Reproduce verbatim the lines below, from the line containing "copy-button[interactable] [831,337,871,379]" up to and including the line containing "version-history-toggle[interactable]: Version History".
───
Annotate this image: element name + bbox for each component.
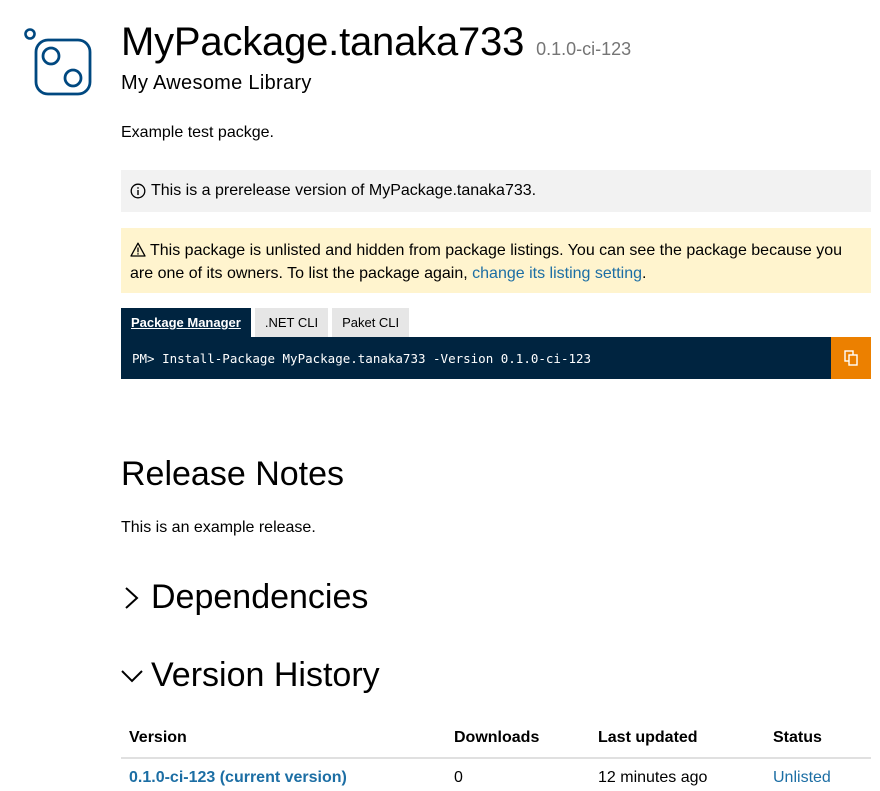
copy-button[interactable] [831,337,871,379]
prerelease-alert: This is a prerelease version of MyPackag… [121,170,871,212]
last-updated: 12 minutes ago [598,769,708,786]
version-history-toggle[interactable]: Version History [121,656,380,695]
column-header-status: Status [765,720,871,759]
package-title-row: MyPackage.tanaka733 0.1.0-ci-123 [121,20,631,65]
column-header-downloads: Downloads [446,720,590,759]
downloads-count: 0 [454,769,463,786]
version-link[interactable]: 0.1.0-ci-123 (current version) [129,769,347,786]
warning-icon [130,242,146,257]
package-logo-icon [24,28,92,96]
install-command[interactable]: PM> Install-Package MyPackage.tanaka733 … [121,351,831,366]
table-header-row: Version Downloads Last updated Status [121,720,871,759]
tab-package-manager[interactable]: Package Manager [121,308,251,337]
package-name: MyPackage.tanaka733 [121,20,525,64]
listing-setting-link[interactable]: change its listing setting [472,265,642,282]
column-header-last-updated: Last updated [590,720,765,759]
prerelease-alert-text: This is a prerelease version of MyPackag… [151,182,537,199]
chevron-down-icon [121,669,143,682]
tab-paket-cli[interactable]: Paket CLI [332,308,410,337]
install-command-box: PM> Install-Package MyPackage.tanaka733 … [121,337,871,379]
unlisted-alert-end: . [642,265,647,282]
package-subtitle: My Awesome Library [121,72,312,94]
version-history-heading: Version History [151,656,380,694]
info-icon [130,183,146,199]
dependencies-toggle[interactable]: Dependencies [121,578,368,617]
install-tabs: Package Manager .NET CLI Paket CLI [121,308,410,337]
column-header-version: Version [121,720,446,759]
package-version: 0.1.0-ci-123 [536,39,632,59]
copy-icon [844,350,858,366]
unlisted-alert: This package is unlisted and hidden from… [121,228,871,293]
version-history-table: Version Downloads Last updated Status 0.… [121,720,871,791]
release-notes-text: This is an example release. [121,519,316,536]
release-notes-heading: Release Notes [121,455,345,493]
package-description: Example test packge. [121,124,274,141]
status-link[interactable]: Unlisted [773,769,831,786]
chevron-right-icon [125,586,139,609]
table-row: 0.1.0-ci-123 (current version) 0 12 minu… [121,758,871,791]
tab-dotnet-cli[interactable]: .NET CLI [254,308,329,337]
dependencies-heading: Dependencies [151,578,369,616]
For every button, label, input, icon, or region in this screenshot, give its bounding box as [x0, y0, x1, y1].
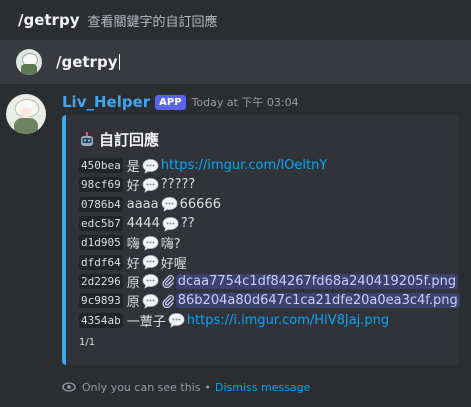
ephemeral-text: Only you can see this — [82, 380, 201, 394]
message-header: Liv_Helper APP Today at 下午 03:04 — [62, 93, 299, 111]
reply-row: 2d2296 原 dcaa7754c1df84267fd68a240419205f.… — [79, 272, 460, 291]
embed-title: 自訂回應 — [79, 129, 159, 150]
reply-id: 4354ab — [79, 312, 123, 328]
reply-row: edc5b7 4444?? — [79, 214, 460, 233]
reply-keyword: 嗨 — [126, 237, 140, 253]
reply-keyword: 是 — [126, 160, 140, 176]
app-badge: APP — [155, 94, 186, 110]
reply-value: ?? — [180, 216, 195, 232]
speech-bubble-icon — [161, 196, 178, 212]
reply-link[interactable]: https://i.imgur.com/HlV8Jaj.png — [187, 313, 389, 328]
speech-bubble-icon — [162, 216, 179, 232]
separator: • — [204, 380, 212, 394]
reply-row: d1d905 嗨 嗨? — [79, 233, 460, 252]
reply-id: d1d905 — [79, 235, 123, 251]
reply-link[interactable]: https://imgur.com/lOeltnY — [161, 158, 328, 173]
speech-bubble-icon — [142, 254, 159, 270]
reply-row: 0786b4 aaaa 66666 — [79, 195, 460, 214]
reply-id: 9c9893 — [79, 293, 123, 309]
reply-keyword: 好 — [126, 179, 140, 195]
reply-keyword: 原 — [126, 275, 140, 291]
reply-keyword: 一蕈子 — [126, 314, 166, 330]
reply-attachment[interactable]: dcaa7754c1df84267fd68a240419205f.png — [175, 273, 459, 289]
command-hint-bar: /getrpy 查看關鍵字的自訂回應 — [0, 0, 471, 40]
paperclip-icon — [161, 274, 175, 289]
reply-list: 450bea 是 https://imgur.com/lOeltnY 98cf69 好?… — [79, 156, 460, 330]
reply-value: 嗨? — [160, 237, 181, 253]
text-caret — [119, 54, 121, 70]
reply-id: 2d2296 — [79, 273, 123, 289]
embed: 自訂回應 450bea 是 https://imgur.com/lOeltnY 98c… — [62, 115, 460, 365]
bot-avatar-small — [16, 49, 42, 75]
speech-bubble-icon — [142, 235, 159, 251]
reply-value: ????? — [160, 177, 196, 193]
reply-id: 450bea — [79, 158, 123, 174]
paperclip-icon — [161, 294, 175, 308]
reply-keyword: 原 — [126, 295, 140, 311]
reply-row: 98cf69 好????? — [79, 175, 460, 194]
reply-row: 450bea 是 https://imgur.com/lOeltnY — [79, 156, 460, 175]
speech-bubble-icon — [168, 312, 185, 328]
avatar[interactable] — [6, 94, 46, 134]
reply-value: 66666 — [179, 196, 221, 212]
robot-icon — [81, 131, 93, 146]
embed-title-text: 自訂回應 — [99, 131, 160, 149]
reply-id: 98cf69 — [79, 177, 123, 193]
username[interactable]: Liv_Helper — [62, 93, 150, 111]
bot-message: Liv_Helper APP Today at 下午 03:04 自訂回應 45… — [0, 88, 471, 407]
reply-attachment[interactable]: 86b204a80d647c1ca21dfe20a0ea3c4f.png — [175, 293, 460, 309]
reply-row: 4354ab 一蕈子 https://i.imgur.com/HlV8Jaj.png — [79, 310, 460, 330]
ephemeral-notice: Only you can see this • Dismiss message — [62, 380, 310, 394]
reply-keyword: 好 — [126, 256, 140, 272]
reply-keyword: 4444 — [126, 216, 160, 232]
reply-row: 9c9893 原 86b204a80d647c1ca21dfe20a0ea3c4f.… — [79, 291, 460, 310]
command-name: /getrpy — [18, 11, 80, 29]
dismiss-message-link[interactable]: Dismiss message — [215, 381, 310, 394]
command-description: 查看關鍵字的自訂回應 — [87, 14, 218, 30]
speech-bubble-icon — [142, 273, 159, 290]
reply-value: 好喔 — [160, 256, 187, 272]
reply-id: 0786b4 — [79, 196, 123, 212]
timestamp: Today at 下午 03:04 — [191, 96, 299, 109]
reply-keyword: aaaa — [126, 196, 159, 212]
reply-row: dfdf64 好 好喔 — [79, 252, 460, 272]
speech-bubble-icon — [142, 158, 159, 174]
reply-id: edc5b7 — [79, 216, 123, 232]
speech-bubble-icon — [142, 177, 159, 193]
speech-bubble-icon — [142, 293, 159, 309]
eye-icon — [62, 382, 76, 392]
reply-id: dfdf64 — [79, 254, 123, 270]
input-value[interactable]: /getrpy — [56, 53, 117, 71]
embed-footer: 1/1 — [79, 337, 96, 348]
message-input[interactable]: /getrpy — [0, 40, 471, 84]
───
Exercise solution.
copy-button[interactable] [831,337,871,379]
prerelease-alert: This is a prerelease version of MyPackag… [121,170,871,212]
last-updated: 12 minutes ago [598,769,708,786]
version-history-toggle[interactable]: Version History [121,656,380,695]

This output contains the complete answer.